● **Task details**
Every line below must be reproduced exactly. Copy them all.

======== Supplied records ========

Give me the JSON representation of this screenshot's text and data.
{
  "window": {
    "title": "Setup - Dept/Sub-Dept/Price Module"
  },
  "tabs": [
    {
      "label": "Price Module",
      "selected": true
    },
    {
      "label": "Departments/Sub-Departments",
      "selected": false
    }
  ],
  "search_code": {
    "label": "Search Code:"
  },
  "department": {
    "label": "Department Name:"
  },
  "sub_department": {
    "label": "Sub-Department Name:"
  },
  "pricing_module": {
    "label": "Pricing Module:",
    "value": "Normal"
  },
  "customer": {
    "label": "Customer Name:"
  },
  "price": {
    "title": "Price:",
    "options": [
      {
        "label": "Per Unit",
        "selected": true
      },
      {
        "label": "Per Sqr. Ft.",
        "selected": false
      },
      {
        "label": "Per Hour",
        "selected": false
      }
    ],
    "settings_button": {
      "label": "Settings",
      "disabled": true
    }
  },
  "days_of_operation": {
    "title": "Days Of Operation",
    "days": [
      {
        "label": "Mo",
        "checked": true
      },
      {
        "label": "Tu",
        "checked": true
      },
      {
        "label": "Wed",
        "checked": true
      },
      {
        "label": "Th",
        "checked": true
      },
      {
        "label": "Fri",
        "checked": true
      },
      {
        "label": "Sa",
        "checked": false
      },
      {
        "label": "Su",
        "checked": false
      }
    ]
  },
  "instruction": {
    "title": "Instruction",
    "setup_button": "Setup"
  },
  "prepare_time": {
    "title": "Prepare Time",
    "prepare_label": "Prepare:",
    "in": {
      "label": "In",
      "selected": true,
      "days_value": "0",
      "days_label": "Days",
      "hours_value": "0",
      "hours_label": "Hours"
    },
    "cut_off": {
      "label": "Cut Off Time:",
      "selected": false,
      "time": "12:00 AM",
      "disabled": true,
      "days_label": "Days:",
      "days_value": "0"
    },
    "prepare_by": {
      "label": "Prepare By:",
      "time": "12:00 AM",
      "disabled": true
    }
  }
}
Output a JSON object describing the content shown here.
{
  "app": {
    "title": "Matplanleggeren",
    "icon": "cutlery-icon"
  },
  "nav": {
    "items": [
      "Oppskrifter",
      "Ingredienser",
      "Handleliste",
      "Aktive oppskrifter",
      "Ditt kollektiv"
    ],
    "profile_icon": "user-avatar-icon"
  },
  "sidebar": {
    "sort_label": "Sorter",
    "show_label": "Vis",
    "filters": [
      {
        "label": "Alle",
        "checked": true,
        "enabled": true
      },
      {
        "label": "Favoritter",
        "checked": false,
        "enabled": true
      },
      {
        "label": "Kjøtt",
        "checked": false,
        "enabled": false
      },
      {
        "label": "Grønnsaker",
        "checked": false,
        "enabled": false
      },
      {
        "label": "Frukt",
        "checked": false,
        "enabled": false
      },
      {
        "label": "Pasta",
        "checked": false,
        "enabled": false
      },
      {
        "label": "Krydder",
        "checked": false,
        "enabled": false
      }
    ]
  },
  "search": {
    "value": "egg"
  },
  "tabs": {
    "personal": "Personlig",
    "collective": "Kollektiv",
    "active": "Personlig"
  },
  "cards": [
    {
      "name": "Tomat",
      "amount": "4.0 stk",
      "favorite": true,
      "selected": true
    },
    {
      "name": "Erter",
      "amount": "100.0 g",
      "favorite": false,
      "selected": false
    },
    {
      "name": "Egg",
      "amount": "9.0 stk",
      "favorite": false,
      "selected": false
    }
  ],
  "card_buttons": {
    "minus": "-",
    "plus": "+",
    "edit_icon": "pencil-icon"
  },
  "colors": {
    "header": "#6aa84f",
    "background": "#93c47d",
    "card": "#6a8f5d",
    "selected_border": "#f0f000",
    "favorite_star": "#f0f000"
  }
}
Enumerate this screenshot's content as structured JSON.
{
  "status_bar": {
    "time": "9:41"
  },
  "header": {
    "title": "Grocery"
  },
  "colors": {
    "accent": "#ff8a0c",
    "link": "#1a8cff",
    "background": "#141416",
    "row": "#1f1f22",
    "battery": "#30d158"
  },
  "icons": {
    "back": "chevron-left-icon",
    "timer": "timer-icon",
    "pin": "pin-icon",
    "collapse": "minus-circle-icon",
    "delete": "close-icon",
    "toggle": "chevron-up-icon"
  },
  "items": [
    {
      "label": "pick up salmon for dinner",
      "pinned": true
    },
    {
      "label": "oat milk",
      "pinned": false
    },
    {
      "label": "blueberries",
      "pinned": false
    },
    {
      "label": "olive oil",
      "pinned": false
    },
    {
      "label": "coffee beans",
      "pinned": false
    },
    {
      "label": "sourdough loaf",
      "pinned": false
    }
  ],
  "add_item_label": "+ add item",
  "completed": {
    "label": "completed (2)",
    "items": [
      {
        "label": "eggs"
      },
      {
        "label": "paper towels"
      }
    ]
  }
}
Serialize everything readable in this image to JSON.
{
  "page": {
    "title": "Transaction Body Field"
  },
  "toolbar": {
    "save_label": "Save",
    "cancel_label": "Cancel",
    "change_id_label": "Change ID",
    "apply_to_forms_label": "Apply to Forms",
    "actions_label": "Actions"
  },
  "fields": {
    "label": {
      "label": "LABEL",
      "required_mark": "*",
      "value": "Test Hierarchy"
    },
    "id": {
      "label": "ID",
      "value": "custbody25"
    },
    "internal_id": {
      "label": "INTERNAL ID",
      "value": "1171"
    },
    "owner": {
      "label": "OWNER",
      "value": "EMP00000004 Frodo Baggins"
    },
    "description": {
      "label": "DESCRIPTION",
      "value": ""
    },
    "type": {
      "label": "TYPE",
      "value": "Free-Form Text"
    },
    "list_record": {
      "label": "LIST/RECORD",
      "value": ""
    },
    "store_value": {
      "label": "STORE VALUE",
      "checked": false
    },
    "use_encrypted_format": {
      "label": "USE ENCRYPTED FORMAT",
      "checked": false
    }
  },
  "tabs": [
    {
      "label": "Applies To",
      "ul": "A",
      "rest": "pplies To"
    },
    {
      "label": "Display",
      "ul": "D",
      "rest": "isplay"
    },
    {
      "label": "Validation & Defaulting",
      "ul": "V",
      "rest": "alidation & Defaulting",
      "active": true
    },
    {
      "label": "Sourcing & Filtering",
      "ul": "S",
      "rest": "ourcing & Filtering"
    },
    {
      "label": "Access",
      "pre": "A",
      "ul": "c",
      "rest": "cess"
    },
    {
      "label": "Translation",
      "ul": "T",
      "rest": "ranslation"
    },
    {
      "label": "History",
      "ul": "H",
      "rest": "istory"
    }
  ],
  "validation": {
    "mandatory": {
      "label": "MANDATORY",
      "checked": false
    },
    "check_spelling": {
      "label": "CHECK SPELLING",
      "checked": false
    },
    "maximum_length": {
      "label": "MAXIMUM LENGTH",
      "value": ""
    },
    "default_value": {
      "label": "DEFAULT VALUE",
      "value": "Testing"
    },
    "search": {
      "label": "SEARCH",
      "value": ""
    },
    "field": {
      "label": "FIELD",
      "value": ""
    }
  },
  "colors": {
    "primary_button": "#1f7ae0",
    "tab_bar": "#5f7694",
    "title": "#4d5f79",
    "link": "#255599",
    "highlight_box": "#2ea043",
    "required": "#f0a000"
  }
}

========

● **Answer**
Give me the JSON representation of this screenshot's text and data.
{
  "window": {
    "title": "Setup - Dept/Sub-Dept/Price Module"
  },
  "tabs": [
    {
      "label": "Price Module",
      "selected": true
    },
    {
      "label": "Departments/Sub-Departments",
      "selected": false
    }
  ],
  "search_code": {
    "label": "Search Code:"
  },
  "department": {
    "label": "Department Name:"
  },
  "sub_department": {
    "label": "Sub-Department Name:"
  },
  "pricing_module": {
    "label": "Pricing Module:",
    "value": "Normal"
  },
  "customer": {
    "label": "Customer Name:"
  },
  "price": {
    "title": "Price:",
    "options": [
      {
        "label": "Per Unit",
        "selected": true
      },
      {
        "label": "Per Sqr. Ft.",
        "selected": false
      },
      {
        "label": "Per Hour",
        "selected": false
      }
    ],
    "settings_button": {
      "label": "Settings",
      "disabled": true
    }
  },
  "days_of_operation": {
    "title": "Days Of Operation",
    "days": [
      {
        "label": "Mo",
        "checked": true
      },
      {
        "label": "Tu",
        "checked": true
      },
      {
        "label": "Wed",
        "checked": true
      },
      {
        "label": "Th",
        "checked": true
      },
      {
        "label": "Fri",
        "checked": true
      },
      {
        "label": "Sa",
        "checked": false
      },
      {
        "label": "Su",
        "checked": false
      }
    ]
  },
  "instruction": {
    "title": "Instruction",
    "setup_button": "Setup"
  },
  "prepare_time": {
    "title": "Prepare Time",
    "prepare_label": "Prepare:",
    "in": {
      "label": "In",
      "selected": true,
      "days_value": "0",
      "days_label": "Days",
      "hours_value": "0",
      "hours_label": "Hours"
    },
    "cut_off": {
      "label": "Cut Off Time:",
      "selected": false,
      "time": "12:00 AM",
      "disabled": true,
      "days_label": "Days:",
      "days_value": "0"
    },
    "prepare_by": {
      "label": "Prepare By:",
      "time": "12:00 AM",
      "disabled": true
    }
  }
}
Output a JSON object describing the content shown here.
{
  "app": {
    "title": "Matplanleggeren",
    "icon": "cutlery-icon"
  },
  "nav": {
    "items": [
      "Oppskrifter",
      "Ingredienser",
      "Handleliste",
      "Aktive oppskrifter",
      "Ditt kollektiv"
    ],
    "profile_icon": "user-avatar-icon"
  },
  "sidebar": {
    "sort_label": "Sorter",
    "show_label": "Vis",
    "filters": [
      {
        "label": "Alle",
        "checked": true,
        "enabled": true
      },
      {
        "label": "Favoritter",
        "checked": false,
        "enabled": true
      },
      {
        "label": "Kjøtt",
        "checked": false,
        "enabled": false
      },
      {
        "label": "Grønnsaker",
        "checked": false,
        "enabled": false
      },
      {
        "label": "Frukt",
        "checked": false,
        "enabled": false
      },
      {
        "label": "Pasta",
        "checked": false,
        "enabled": false
      },
      {
        "label": "Krydder",
        "checked": false,
        "enabled": false
      }
    ]
  },
  "search": {
    "value": "egg"
  },
  "tabs": {
    "personal": "Personlig",
    "collective": "Kollektiv",
    "active": "Personlig"
  },
  "cards": [
    {
      "name": "Tomat",
      "amount": "4.0 stk",
      "favorite": true,
      "selected": true
    },
    {
      "name": "Erter",
      "amount": "100.0 g",
      "favorite": false,
      "selected": false
    },
    {
      "name": "Egg",
      "amount": "9.0 stk",
      "favorite": false,
      "selected": false
    }
  ],
  "card_buttons": {
    "minus": "-",
    "plus": "+",
    "edit_icon": "pencil-icon"
  },
  "colors": {
    "header": "#6aa84f",
    "background": "#93c47d",
    "card": "#6a8f5d",
    "selected_border": "#f0f000",
    "favorite_star": "#f0f000"
  }
}
Enumerate this screenshot's content as structured JSON.
{
  "status_bar": {
    "time": "9:41"
  },
  "header": {
    "title": "Grocery"
  },
  "colors": {
    "accent": "#ff8a0c",
    "link": "#1a8cff",
    "background": "#141416",
    "row": "#1f1f22",
    "battery": "#30d158"
  },
  "icons": {
    "back": "chevron-left-icon",
    "timer": "timer-icon",
    "pin": "pin-icon",
    "collapse": "minus-circle-icon",
    "delete": "close-icon",
    "toggle": "chevron-up-icon"
  },
  "items": [
    {
      "label": "pick up salmon for dinner",
      "pinned": true
    },
    {
      "label": "oat milk",
      "pinned": false
    },
    {
      "label": "blueberries",
      "pinned": false
    },
    {
      "label": "olive oil",
      "pinned": false
    },
    {
      "label": "coffee beans",
      "pinned": false
    },
    {
      "label": "sourdough loaf",
      "pinned": false
    }
  ],
  "add_item_label": "+ add item",
  "completed": {
    "label": "completed (2)",
    "items": [
      {
        "label": "eggs"
      },
      {
        "label": "paper towels"
      }
    ]
  }
}
Serialize everything readable in this image to JSON.
{
  "page": {
    "title": "Transaction Body Field"
  },
  "toolbar": {
    "save_label": "Save",
    "cancel_label": "Cancel",
    "change_id_label": "Change ID",
    "apply_to_forms_label": "Apply to Forms",
    "actions_label": "Actions"
  },
  "fields": {
    "label": {
      "label": "LABEL",
      "required_mark": "*",
      "value": "Test Hierarchy"
    },
    "id": {
      "label": "ID",
      "value": "custbody25"
    },
    "internal_id": {
      "label": "INTERNAL ID",
      "value": "1171"
    },
    "owner": {
      "label": "OWNER",
      "value": "EMP00000004 Frodo Baggins"
    },
    "description": {
      "label": "DESCRIPTION",
      "value": ""
    },
    "type": {
      "label": "TYPE",
      "value": "Free-Form Text"
    },
    "list_record": {
      "label": "LIST/RECORD",
      "value": ""
    },
    "store_value": {
      "label": "STORE VALUE",
      "checked": false
    },
    "use_encrypted_format": {
      "label": "USE ENCRYPTED FORMAT",
      "checked": false
    }
  },
  "tabs": [
    {
      "label": "Applies To",
      "ul": "A",
      "rest": "pplies To"
    },
    {
      "label": "Display",
      "ul": "D",
      "rest": "isplay"
    },
    {
      "label": "Validation & Defaulting",
      "ul": "V",
      "rest": "alidation & Defaulting",
      "active": true
    },
    {
      "label": "Sourcing & Filtering",
      "ul": "S",
      "rest": "ourcing & Filtering"
    },
    {
      "label": "Access",
      "pre": "A",
      "ul": "c",
      "rest": "cess"
    },
    {
      "label": "Translation",
      "ul": "T",
      "rest": "ranslation"
    },
    {
      "label": "History",
      "ul": "H",
      "rest": "istory"
    }
  ],
  "validation": {
    "mandatory": {
      "label": "MANDATORY",
      "checked": false
    },
    "check_spelling": {
      "label": "CHECK SPELLING",
      "checked": false
    },
    "maximum_length": {
      "label": "MAXIMUM LENGTH",
      "value": ""
    },
    "default_value": {
      "label": "DEFAULT VALUE",
      "value": "Testing"
    },
    "search": {
      "label": "SEARCH",
      "value": ""
    },
    "field": {
      "label": "FIELD",
      "value": ""
    }
  },
  "colors": {
    "primary_button": "#1f7ae0",
    "tab_bar": "#5f7694",
    "title": "#4d5f79",
    "link": "#255599",
    "highlight_box": "#2ea043",
    "required": "#f0a000"
  }
}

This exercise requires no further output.